- _TASK STATEMENT_: Sort through the data and copy the lines holding the word "this".
____ RAW RECORDS
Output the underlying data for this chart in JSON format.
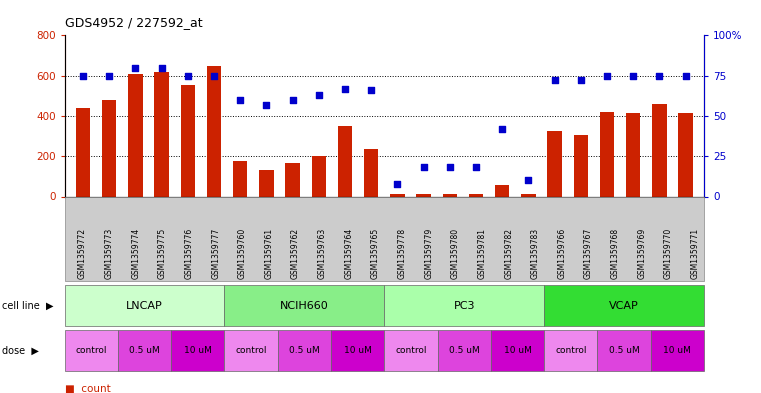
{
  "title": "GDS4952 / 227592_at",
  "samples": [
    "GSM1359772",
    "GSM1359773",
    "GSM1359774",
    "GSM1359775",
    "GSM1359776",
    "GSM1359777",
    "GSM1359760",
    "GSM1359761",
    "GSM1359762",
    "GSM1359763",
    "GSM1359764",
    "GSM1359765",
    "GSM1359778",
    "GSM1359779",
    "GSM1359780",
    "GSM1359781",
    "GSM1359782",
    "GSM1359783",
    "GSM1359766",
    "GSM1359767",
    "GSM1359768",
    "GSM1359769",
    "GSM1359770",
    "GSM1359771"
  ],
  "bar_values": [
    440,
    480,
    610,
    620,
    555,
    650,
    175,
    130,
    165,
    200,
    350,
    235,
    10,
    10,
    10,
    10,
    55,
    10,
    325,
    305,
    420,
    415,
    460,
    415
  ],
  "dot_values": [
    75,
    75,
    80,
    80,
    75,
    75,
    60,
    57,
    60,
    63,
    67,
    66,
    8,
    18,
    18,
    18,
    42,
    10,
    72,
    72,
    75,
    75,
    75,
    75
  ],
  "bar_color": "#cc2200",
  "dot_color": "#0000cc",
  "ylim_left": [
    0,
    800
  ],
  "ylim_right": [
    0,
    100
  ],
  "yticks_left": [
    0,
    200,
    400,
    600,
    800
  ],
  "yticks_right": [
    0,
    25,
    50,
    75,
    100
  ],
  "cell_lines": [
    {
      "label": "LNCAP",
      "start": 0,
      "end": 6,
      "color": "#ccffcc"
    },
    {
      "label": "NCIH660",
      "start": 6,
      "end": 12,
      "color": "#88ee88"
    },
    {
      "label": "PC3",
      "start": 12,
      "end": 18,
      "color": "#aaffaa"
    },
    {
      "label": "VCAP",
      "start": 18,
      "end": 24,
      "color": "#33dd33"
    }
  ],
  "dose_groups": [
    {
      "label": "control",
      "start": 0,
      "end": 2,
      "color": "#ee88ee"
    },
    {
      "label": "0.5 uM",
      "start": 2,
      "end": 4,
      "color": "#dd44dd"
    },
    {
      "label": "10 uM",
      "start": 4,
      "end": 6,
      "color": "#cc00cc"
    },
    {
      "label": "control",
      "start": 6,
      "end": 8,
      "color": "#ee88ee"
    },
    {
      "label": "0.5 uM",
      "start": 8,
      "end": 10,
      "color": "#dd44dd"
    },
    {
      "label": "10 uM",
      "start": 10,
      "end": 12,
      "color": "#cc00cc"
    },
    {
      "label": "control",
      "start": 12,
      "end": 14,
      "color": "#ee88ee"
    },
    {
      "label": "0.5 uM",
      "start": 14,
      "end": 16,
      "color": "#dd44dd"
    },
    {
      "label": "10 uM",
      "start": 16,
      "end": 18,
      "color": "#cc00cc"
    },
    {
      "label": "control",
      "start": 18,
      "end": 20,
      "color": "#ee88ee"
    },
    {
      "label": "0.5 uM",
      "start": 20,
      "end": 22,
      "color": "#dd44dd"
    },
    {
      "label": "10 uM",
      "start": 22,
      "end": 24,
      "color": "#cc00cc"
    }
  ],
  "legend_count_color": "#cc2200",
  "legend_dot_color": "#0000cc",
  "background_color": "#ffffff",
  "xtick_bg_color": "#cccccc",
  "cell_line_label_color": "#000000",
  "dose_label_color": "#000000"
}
________
____ RAW RECORDS
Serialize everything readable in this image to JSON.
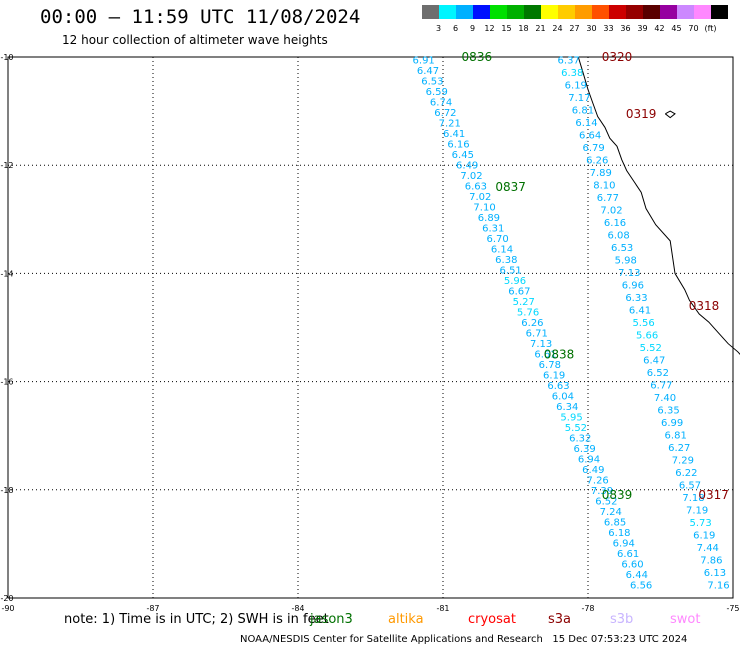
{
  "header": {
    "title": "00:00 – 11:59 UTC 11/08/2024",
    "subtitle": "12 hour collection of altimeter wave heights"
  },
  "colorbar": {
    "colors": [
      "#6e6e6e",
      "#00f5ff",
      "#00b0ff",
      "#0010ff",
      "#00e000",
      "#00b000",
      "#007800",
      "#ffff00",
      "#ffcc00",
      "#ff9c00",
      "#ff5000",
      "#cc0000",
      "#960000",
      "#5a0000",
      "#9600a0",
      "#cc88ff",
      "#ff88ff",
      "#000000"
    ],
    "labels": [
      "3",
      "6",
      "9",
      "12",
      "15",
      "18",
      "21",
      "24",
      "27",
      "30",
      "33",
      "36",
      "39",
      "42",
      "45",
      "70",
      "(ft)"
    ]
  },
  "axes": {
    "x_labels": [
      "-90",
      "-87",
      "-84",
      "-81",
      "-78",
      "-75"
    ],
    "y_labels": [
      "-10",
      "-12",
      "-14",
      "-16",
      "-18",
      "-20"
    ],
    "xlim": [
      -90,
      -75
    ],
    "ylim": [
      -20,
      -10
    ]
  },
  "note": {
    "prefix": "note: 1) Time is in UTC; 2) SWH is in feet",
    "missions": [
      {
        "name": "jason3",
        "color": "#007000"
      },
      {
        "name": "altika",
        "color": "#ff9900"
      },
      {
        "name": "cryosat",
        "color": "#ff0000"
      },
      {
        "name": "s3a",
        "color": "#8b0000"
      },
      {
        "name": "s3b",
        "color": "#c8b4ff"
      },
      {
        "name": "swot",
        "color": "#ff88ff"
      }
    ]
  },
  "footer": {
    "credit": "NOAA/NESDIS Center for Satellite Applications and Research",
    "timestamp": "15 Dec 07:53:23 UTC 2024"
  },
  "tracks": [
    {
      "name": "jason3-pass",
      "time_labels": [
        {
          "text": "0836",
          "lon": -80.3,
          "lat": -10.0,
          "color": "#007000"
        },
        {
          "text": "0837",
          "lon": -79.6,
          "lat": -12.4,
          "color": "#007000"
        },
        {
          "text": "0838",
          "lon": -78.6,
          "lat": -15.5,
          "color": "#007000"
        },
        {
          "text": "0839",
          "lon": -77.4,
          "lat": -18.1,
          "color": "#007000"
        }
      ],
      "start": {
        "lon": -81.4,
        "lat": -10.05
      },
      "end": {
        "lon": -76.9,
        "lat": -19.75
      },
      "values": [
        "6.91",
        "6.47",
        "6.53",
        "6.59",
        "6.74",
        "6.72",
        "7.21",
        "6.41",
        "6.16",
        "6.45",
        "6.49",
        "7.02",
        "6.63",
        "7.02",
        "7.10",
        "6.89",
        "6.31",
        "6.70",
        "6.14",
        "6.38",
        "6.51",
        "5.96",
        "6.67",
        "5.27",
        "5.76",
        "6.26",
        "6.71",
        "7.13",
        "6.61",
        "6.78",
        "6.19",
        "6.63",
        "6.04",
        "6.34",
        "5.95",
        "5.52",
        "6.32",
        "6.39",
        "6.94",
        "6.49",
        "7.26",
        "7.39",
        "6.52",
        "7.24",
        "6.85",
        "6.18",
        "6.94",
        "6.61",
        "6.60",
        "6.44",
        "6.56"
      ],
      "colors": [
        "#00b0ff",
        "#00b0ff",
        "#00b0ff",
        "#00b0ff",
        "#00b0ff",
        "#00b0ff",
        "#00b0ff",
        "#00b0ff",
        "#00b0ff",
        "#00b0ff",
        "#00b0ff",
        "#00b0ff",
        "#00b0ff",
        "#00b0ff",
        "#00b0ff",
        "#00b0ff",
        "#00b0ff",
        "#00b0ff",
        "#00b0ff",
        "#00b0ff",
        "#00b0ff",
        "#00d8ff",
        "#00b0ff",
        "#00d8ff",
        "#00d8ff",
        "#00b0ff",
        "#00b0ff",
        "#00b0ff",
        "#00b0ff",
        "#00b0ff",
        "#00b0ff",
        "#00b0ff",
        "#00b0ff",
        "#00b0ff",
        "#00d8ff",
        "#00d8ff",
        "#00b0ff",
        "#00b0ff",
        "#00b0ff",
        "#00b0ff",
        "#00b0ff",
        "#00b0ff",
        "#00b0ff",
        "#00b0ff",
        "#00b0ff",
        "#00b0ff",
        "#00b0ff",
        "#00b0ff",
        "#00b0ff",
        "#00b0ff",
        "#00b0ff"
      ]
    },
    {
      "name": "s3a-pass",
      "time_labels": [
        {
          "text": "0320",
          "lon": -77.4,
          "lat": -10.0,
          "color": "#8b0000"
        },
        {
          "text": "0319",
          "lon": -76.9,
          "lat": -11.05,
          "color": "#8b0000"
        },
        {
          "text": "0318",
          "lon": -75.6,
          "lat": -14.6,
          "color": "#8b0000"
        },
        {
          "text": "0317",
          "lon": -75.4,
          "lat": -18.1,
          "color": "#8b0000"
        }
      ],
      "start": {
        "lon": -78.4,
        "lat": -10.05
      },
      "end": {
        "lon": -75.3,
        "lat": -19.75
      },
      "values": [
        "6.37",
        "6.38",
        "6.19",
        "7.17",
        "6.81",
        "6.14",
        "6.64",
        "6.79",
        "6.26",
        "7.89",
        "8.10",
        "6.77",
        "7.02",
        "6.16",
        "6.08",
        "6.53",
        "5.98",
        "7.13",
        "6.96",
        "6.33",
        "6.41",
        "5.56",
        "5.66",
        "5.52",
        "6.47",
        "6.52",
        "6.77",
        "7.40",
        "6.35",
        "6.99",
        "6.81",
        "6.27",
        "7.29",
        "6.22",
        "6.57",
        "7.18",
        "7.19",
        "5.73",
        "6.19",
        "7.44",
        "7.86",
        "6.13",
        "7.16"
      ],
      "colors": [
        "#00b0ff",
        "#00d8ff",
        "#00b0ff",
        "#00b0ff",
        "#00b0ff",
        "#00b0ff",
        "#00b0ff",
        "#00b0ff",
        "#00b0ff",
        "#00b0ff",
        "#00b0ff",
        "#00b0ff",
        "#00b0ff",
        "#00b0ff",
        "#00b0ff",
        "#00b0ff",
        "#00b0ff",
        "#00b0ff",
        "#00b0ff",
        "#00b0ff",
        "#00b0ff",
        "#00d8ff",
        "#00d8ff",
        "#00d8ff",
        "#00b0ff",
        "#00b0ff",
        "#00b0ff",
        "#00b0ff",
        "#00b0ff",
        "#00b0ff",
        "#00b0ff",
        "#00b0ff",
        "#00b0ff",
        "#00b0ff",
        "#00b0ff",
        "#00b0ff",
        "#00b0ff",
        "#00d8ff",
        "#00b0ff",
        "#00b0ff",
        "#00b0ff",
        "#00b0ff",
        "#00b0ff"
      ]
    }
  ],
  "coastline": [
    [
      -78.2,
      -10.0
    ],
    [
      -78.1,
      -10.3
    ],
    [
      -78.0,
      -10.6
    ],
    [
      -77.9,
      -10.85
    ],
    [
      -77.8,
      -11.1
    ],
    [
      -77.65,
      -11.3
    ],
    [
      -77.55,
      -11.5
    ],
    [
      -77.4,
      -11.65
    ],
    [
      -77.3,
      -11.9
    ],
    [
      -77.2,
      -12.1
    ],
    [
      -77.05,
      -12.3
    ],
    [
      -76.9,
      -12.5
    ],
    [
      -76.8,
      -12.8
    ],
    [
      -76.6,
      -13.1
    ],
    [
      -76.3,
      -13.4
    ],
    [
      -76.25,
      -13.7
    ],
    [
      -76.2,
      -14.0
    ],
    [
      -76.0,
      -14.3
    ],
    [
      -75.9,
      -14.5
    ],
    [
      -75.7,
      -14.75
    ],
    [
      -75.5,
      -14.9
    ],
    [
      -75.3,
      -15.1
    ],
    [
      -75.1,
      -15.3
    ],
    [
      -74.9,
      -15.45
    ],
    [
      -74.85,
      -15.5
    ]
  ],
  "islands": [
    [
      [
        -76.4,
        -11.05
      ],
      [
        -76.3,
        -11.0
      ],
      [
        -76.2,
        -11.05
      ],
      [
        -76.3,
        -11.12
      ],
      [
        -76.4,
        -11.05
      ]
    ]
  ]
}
________
____ RAW RECORDS
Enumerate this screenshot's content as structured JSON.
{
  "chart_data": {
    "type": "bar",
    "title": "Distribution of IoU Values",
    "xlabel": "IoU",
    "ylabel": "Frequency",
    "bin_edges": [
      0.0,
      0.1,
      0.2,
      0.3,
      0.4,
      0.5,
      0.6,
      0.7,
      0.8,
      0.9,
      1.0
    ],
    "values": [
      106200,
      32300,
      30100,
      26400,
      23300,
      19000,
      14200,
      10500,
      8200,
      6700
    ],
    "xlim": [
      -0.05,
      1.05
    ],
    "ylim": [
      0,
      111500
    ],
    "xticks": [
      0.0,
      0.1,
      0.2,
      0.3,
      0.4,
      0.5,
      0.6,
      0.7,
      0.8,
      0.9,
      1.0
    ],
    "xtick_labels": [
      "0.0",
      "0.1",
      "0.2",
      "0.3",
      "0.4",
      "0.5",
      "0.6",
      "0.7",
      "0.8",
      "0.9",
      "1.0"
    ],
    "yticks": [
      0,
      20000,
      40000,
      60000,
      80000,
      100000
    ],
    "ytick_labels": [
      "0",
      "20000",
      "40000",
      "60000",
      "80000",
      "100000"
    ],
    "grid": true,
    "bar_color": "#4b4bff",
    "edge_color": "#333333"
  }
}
________
- _PROBLEM SOLUTION_:
Output the underlying data for this chart in JSON format.
Serialize everything readable in this image to JSON.
Enumerate this screenshot's content as structured JSON.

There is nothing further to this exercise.